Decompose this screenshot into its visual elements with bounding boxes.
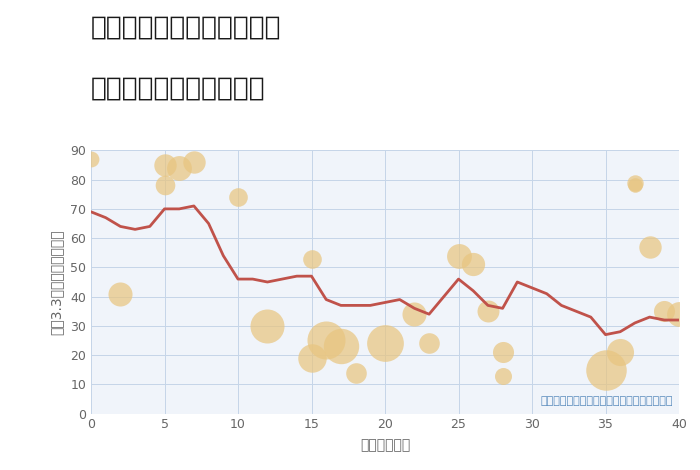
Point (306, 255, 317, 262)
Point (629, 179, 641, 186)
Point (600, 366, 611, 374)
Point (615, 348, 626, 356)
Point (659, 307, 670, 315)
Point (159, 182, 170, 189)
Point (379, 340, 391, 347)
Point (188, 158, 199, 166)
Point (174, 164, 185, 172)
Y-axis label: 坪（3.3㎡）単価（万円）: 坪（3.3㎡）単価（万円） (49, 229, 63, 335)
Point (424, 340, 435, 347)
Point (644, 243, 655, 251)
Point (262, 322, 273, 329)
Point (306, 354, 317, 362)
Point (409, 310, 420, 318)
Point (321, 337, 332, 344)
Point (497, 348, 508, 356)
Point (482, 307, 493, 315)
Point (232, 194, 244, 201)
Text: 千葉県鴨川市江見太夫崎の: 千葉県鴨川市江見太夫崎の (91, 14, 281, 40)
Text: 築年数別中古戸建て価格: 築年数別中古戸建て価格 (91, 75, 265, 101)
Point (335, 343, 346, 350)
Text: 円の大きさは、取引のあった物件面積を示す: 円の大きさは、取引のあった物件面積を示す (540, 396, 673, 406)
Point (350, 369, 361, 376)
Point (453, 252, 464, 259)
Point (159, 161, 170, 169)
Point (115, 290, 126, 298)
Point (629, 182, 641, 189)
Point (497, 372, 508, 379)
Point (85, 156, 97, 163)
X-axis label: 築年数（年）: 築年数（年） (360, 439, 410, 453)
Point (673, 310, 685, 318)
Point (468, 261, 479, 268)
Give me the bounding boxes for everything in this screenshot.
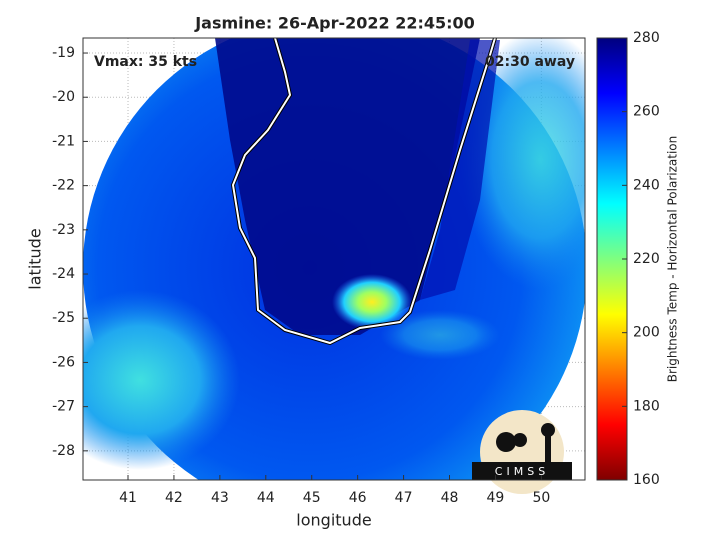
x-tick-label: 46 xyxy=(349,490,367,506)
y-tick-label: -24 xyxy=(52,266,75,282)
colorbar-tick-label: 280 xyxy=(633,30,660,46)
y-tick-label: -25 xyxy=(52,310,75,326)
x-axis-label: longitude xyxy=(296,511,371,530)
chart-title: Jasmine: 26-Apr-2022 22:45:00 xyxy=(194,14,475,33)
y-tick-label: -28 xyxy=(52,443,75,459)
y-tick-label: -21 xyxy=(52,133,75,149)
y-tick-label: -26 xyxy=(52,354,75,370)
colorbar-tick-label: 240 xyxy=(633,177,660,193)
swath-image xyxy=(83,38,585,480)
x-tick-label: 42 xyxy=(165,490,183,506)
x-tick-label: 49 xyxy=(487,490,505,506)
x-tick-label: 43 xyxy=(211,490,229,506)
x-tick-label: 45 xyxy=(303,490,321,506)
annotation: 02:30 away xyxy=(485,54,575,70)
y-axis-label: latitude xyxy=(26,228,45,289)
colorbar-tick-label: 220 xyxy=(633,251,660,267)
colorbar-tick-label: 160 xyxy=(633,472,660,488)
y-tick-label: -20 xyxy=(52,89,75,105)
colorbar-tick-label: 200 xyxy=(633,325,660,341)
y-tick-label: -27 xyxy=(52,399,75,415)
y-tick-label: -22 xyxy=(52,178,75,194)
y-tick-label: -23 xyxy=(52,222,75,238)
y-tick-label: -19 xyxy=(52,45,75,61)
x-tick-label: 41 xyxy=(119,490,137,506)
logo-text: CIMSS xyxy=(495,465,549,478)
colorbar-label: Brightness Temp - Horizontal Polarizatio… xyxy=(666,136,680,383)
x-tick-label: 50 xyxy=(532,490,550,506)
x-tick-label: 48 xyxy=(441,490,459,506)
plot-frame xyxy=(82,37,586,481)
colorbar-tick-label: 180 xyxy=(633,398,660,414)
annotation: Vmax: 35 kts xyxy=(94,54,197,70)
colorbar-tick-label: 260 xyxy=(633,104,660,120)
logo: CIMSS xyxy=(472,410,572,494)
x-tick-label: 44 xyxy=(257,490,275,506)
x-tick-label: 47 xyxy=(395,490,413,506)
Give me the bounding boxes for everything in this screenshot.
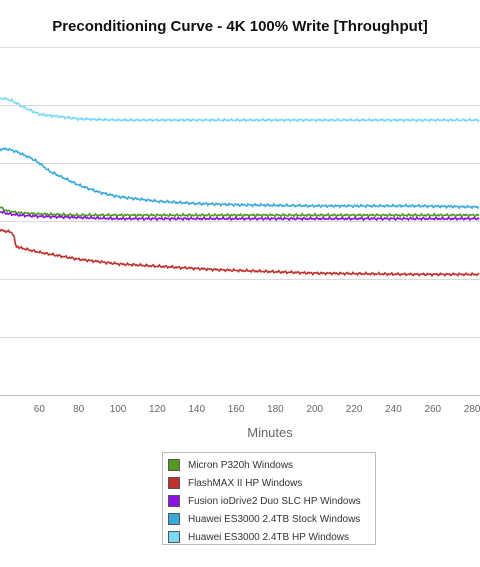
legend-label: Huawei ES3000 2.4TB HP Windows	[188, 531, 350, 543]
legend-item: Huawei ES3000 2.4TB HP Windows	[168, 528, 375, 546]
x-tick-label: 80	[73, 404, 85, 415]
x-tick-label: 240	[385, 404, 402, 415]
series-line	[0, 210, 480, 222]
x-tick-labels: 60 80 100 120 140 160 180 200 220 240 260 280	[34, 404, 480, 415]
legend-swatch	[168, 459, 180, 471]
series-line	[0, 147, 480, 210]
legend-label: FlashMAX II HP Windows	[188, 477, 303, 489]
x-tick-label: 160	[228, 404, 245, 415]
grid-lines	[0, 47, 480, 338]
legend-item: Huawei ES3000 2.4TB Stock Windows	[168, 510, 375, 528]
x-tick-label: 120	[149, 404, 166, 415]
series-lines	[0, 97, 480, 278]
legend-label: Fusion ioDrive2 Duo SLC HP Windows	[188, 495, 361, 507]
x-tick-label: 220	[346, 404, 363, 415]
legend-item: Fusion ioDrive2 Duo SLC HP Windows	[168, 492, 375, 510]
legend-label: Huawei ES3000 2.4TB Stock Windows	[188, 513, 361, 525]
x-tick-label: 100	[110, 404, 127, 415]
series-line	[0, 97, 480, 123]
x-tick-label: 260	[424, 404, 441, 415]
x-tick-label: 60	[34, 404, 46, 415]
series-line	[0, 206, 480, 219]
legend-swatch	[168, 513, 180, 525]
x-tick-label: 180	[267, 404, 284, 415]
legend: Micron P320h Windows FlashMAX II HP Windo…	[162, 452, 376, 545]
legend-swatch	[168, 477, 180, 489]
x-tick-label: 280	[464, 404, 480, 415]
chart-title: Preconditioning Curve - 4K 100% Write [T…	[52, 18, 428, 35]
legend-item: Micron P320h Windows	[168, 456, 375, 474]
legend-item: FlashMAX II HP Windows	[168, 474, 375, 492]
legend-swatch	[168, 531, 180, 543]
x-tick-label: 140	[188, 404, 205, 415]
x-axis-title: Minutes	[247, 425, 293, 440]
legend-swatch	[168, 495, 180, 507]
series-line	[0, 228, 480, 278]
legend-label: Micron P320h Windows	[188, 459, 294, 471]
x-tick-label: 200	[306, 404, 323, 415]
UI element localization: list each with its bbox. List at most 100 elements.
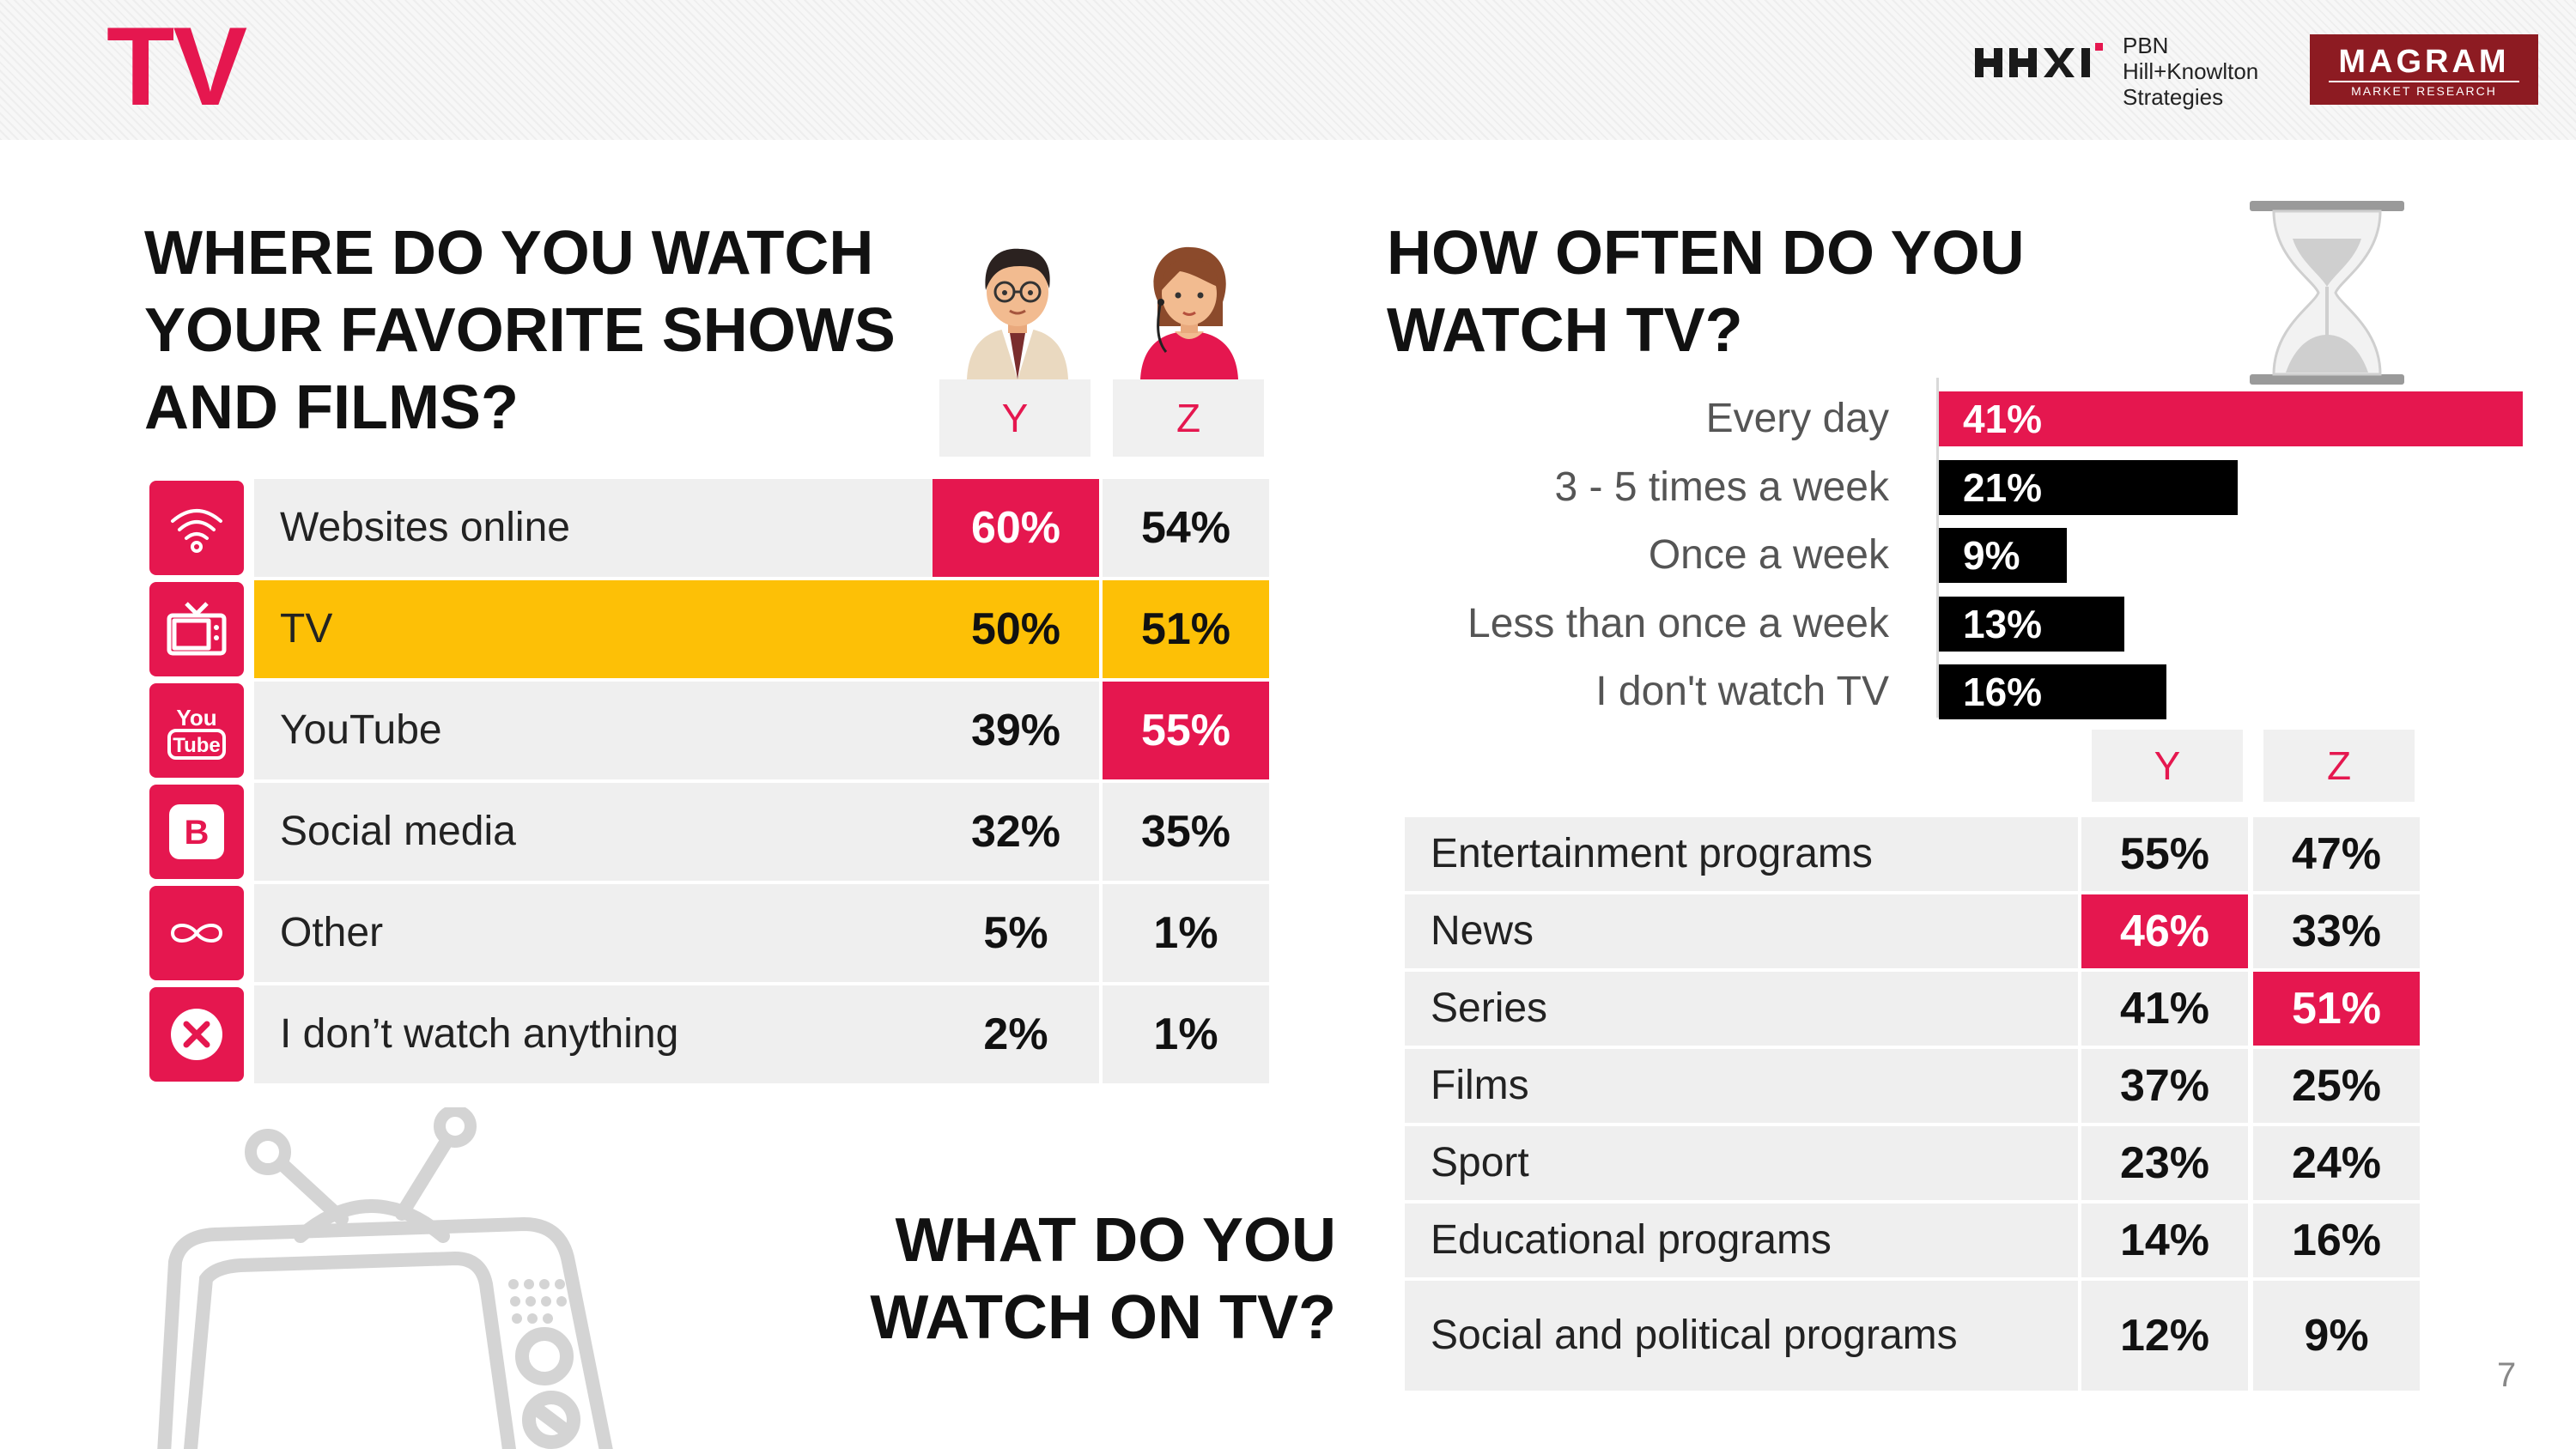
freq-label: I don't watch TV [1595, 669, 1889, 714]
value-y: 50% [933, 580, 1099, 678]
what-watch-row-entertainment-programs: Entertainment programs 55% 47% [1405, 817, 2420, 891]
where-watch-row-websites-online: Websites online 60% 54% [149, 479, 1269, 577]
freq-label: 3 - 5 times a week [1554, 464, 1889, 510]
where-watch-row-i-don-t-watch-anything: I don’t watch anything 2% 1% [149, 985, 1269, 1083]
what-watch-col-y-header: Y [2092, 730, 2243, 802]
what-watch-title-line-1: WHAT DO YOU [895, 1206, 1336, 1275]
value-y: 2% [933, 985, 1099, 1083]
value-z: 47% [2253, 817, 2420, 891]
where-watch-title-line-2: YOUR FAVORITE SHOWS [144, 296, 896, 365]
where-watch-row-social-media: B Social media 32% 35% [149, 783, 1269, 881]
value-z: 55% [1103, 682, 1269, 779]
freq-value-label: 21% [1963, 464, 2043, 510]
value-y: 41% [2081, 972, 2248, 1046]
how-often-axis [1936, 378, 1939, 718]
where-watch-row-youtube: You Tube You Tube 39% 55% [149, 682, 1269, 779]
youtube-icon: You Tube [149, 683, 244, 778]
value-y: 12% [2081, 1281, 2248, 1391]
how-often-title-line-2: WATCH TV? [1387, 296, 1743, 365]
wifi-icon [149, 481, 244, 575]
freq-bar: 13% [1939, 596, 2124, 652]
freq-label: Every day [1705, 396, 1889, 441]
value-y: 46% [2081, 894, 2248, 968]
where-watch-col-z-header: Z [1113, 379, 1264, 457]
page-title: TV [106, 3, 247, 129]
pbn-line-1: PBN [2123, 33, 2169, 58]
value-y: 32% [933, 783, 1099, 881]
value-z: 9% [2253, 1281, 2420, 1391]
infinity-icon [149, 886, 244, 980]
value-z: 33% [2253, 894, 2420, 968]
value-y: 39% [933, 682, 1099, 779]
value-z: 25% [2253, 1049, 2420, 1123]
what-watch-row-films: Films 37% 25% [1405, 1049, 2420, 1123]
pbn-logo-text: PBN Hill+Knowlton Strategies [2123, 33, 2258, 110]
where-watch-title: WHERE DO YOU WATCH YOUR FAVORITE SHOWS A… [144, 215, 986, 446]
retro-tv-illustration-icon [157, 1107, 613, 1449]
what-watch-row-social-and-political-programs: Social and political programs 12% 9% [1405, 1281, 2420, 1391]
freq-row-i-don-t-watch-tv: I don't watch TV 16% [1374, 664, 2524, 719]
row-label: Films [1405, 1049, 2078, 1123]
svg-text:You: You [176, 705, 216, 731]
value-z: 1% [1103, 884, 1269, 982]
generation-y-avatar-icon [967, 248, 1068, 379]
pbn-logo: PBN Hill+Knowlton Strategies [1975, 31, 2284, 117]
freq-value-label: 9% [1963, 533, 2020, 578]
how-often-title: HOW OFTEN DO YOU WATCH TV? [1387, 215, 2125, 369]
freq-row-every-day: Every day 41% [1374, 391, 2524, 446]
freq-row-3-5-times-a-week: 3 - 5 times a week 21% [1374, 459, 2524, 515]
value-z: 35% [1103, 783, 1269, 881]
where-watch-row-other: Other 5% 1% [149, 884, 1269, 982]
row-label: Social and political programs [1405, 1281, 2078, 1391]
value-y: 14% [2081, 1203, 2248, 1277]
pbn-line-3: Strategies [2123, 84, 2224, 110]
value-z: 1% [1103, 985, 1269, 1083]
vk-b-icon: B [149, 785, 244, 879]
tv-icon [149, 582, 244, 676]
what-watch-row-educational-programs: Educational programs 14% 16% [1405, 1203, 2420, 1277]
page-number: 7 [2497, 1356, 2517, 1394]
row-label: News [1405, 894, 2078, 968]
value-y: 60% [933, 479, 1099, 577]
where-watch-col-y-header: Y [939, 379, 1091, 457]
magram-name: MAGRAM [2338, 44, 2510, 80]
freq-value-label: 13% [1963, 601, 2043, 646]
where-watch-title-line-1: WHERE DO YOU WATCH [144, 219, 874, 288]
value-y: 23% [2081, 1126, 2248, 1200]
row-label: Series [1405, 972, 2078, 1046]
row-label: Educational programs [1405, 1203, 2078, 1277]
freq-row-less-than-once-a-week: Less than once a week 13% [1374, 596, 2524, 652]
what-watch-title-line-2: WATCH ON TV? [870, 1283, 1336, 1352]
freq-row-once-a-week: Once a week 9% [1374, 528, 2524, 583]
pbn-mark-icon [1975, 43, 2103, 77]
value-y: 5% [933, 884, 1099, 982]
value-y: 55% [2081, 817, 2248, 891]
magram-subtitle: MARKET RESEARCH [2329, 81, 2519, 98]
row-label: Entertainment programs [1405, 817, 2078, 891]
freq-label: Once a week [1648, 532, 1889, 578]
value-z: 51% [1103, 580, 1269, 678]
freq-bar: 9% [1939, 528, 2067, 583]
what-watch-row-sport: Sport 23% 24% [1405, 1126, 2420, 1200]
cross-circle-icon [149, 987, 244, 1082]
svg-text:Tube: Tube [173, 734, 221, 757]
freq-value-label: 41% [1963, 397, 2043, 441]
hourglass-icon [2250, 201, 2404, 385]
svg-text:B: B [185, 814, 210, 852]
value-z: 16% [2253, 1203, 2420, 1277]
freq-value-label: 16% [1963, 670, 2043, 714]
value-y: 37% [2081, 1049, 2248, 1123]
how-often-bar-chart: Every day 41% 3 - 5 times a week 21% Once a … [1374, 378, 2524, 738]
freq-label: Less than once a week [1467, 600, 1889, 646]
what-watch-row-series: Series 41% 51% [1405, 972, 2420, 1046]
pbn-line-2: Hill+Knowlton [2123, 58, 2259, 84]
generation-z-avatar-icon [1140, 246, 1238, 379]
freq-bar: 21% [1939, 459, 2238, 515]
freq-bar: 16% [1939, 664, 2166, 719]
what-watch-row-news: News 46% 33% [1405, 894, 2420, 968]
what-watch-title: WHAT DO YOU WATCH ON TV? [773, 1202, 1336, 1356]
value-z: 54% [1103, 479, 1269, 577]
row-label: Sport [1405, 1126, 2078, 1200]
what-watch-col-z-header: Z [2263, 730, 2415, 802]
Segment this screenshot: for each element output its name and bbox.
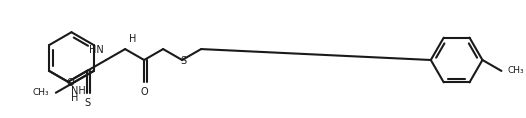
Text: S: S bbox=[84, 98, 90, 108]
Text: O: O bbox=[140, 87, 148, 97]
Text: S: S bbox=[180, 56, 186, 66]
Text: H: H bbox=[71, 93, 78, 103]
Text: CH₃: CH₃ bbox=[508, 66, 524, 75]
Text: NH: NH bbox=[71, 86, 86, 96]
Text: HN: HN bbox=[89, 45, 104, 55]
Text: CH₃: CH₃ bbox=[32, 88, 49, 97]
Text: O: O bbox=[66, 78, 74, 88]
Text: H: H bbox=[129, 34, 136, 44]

● **Written task**:
Copy out the lines above word for word, starting at the line with "freq-label: I don't" and ending with the line with "row-label: Films [1405, 1049, 2078, 1123]", including both of those lines.

● **Right answer**:
freq-label: I don't watch TV [1595, 669, 1889, 714]
value-y: 50% [933, 580, 1099, 678]
what-watch-row-entertainment-programs: Entertainment programs 55% 47% [1405, 817, 2420, 891]
where-watch-row-websites-online: Websites online 60% 54% [149, 479, 1269, 577]
freq-label: 3 - 5 times a week [1554, 464, 1889, 510]
where-watch-row-i-don-t-watch-anything: I don’t watch anything 2% 1% [149, 985, 1269, 1083]
what-watch-col-y-header: Y [2092, 730, 2243, 802]
what-watch-title-line-1: WHAT DO YOU [895, 1206, 1336, 1275]
value-y: 2% [933, 985, 1099, 1083]
value-z: 47% [2253, 817, 2420, 891]
where-watch-title-line-2: YOUR FAVORITE SHOWS [144, 296, 896, 365]
where-watch-row-social-media: B Social media 32% 35% [149, 783, 1269, 881]
value-z: 55% [1103, 682, 1269, 779]
freq-value-label: 21% [1963, 464, 2043, 510]
value-y: 41% [2081, 972, 2248, 1046]
how-often-axis [1936, 378, 1939, 718]
where-watch-row-youtube: You Tube You Tube 39% 55% [149, 682, 1269, 779]
youtube-icon: You Tube [149, 683, 244, 778]
value-y: 12% [2081, 1281, 2248, 1391]
how-often-title-line-2: WATCH TV? [1387, 296, 1743, 365]
wifi-icon [149, 481, 244, 575]
freq-bar: 13% [1939, 596, 2124, 652]
freq-label: Every day [1705, 396, 1889, 441]
value-y: 46% [2081, 894, 2248, 968]
where-watch-col-z-header: Z [1113, 379, 1264, 457]
page-title: TV [106, 3, 247, 129]
pbn-line-1: PBN [2123, 33, 2169, 58]
value-y: 32% [933, 783, 1099, 881]
value-z: 9% [2253, 1281, 2420, 1391]
infinity-icon [149, 886, 244, 980]
value-z: 33% [2253, 894, 2420, 968]
value-y: 39% [933, 682, 1099, 779]
value-z: 25% [2253, 1049, 2420, 1123]
what-watch-row-films: Films 37% 25% [1405, 1049, 2420, 1123]
pbn-logo-text: PBN Hill+Knowlton Strategies [2123, 33, 2258, 110]
where-watch-title: WHERE DO YOU WATCH YOUR FAVORITE SHOWS A… [144, 215, 986, 446]
retro-tv-illustration-icon [157, 1107, 613, 1449]
what-watch-row-social-and-political-programs: Social and political programs 12% 9% [1405, 1281, 2420, 1391]
freq-row-i-don-t-watch-tv: I don't watch TV 16% [1374, 664, 2524, 719]
row-label: Films [1405, 1049, 2078, 1123]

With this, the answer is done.